-- DATA SHOWN --
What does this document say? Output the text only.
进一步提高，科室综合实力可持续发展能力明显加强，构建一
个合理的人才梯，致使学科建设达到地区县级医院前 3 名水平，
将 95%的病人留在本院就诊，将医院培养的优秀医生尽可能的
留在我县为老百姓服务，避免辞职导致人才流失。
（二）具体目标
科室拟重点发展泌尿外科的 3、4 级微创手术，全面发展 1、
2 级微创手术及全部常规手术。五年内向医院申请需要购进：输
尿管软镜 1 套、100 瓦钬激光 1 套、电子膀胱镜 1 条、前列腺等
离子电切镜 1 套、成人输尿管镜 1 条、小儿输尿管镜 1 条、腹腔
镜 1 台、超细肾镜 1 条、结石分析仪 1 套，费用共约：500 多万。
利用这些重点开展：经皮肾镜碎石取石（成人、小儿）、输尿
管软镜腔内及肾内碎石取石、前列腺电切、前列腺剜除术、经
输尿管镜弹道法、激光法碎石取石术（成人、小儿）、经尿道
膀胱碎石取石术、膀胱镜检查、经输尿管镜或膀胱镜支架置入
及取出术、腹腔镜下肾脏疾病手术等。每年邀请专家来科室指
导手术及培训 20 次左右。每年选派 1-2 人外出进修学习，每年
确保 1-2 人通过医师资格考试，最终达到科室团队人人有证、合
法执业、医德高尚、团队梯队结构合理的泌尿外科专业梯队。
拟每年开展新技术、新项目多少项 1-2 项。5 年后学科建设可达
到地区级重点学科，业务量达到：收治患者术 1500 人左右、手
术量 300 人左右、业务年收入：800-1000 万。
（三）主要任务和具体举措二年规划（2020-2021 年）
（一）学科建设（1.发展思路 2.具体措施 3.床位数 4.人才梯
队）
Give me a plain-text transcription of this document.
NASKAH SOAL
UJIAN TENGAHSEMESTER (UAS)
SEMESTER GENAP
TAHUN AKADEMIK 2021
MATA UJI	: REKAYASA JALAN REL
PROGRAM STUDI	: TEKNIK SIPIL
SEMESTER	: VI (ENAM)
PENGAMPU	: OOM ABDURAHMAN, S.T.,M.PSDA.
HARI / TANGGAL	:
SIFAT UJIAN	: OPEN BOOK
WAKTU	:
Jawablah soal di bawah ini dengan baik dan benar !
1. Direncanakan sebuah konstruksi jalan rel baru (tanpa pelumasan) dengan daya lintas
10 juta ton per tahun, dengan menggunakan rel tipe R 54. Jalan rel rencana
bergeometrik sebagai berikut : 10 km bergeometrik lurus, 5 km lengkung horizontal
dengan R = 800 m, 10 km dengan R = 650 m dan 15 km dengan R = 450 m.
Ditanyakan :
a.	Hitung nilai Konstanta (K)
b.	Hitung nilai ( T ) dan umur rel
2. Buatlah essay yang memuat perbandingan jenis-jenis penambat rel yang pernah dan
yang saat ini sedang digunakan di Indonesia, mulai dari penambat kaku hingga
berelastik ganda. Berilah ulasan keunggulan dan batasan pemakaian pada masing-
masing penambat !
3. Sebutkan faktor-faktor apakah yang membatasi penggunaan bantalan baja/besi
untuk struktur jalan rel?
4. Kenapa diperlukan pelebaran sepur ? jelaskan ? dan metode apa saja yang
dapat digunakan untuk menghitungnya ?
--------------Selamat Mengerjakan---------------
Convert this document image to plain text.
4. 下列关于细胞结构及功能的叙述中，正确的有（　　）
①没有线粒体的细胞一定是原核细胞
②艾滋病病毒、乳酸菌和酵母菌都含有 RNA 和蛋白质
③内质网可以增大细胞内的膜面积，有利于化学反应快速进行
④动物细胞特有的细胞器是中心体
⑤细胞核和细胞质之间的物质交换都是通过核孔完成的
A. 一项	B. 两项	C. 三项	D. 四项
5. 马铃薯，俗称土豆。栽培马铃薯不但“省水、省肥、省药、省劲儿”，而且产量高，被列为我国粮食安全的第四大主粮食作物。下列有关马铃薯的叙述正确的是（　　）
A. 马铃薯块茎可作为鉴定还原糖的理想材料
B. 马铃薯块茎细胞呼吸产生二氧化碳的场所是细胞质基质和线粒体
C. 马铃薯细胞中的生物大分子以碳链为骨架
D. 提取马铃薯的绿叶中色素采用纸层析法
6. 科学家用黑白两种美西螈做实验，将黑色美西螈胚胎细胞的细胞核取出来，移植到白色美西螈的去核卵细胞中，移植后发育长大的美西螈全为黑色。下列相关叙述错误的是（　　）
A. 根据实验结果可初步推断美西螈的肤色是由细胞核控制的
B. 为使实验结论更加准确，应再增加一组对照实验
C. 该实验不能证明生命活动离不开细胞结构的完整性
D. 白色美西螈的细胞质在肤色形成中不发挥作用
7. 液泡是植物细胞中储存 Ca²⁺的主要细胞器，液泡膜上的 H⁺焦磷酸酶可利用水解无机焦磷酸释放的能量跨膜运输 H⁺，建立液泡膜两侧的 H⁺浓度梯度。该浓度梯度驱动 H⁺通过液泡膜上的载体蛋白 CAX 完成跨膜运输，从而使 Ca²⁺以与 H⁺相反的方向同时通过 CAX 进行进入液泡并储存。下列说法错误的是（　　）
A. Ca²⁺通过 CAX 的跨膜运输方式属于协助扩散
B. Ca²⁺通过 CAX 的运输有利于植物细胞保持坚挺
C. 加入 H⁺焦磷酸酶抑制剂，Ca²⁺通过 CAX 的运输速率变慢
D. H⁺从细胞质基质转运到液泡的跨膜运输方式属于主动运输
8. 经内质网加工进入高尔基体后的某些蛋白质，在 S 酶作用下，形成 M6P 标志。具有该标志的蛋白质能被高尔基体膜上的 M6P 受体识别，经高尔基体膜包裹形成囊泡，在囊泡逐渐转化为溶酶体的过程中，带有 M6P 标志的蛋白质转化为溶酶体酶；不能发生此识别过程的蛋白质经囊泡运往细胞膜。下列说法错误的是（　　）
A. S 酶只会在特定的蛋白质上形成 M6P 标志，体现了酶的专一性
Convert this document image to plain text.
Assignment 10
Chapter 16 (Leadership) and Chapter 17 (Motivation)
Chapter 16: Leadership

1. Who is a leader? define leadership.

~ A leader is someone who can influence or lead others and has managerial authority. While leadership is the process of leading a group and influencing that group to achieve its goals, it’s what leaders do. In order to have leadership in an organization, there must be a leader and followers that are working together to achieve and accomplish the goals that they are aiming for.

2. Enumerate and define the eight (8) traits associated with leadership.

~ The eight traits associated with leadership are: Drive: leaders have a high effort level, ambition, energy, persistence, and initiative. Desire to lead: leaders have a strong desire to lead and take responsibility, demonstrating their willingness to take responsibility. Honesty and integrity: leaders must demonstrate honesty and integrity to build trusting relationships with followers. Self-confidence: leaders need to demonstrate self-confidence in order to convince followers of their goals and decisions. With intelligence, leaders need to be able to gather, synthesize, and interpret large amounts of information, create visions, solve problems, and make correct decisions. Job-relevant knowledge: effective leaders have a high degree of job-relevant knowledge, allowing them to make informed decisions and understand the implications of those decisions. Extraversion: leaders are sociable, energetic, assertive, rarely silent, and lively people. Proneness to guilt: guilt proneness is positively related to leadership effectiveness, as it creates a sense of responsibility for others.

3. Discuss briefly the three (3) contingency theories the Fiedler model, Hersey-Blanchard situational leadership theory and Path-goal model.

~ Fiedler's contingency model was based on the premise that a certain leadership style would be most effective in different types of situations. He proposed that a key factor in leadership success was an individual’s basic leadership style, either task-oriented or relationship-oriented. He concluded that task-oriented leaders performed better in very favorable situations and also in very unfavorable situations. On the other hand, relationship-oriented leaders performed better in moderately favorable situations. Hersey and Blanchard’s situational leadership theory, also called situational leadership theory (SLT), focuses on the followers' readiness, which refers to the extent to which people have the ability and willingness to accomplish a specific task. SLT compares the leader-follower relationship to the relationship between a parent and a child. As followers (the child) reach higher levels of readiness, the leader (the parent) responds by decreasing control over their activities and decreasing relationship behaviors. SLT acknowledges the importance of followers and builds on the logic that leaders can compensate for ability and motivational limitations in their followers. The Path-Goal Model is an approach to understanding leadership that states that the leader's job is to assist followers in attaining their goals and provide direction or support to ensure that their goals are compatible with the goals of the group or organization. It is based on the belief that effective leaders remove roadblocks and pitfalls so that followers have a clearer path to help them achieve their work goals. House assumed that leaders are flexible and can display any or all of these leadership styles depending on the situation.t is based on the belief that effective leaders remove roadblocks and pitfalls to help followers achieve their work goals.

-- YOUR INSTRUCTIONS --
Identify the lines above with the word "nilai". Copy them.

-- EXERCISE OUTPUT --
a.	Hitung nilai Konstanta (K)
b.	Hitung nilai ( T ) dan umur rel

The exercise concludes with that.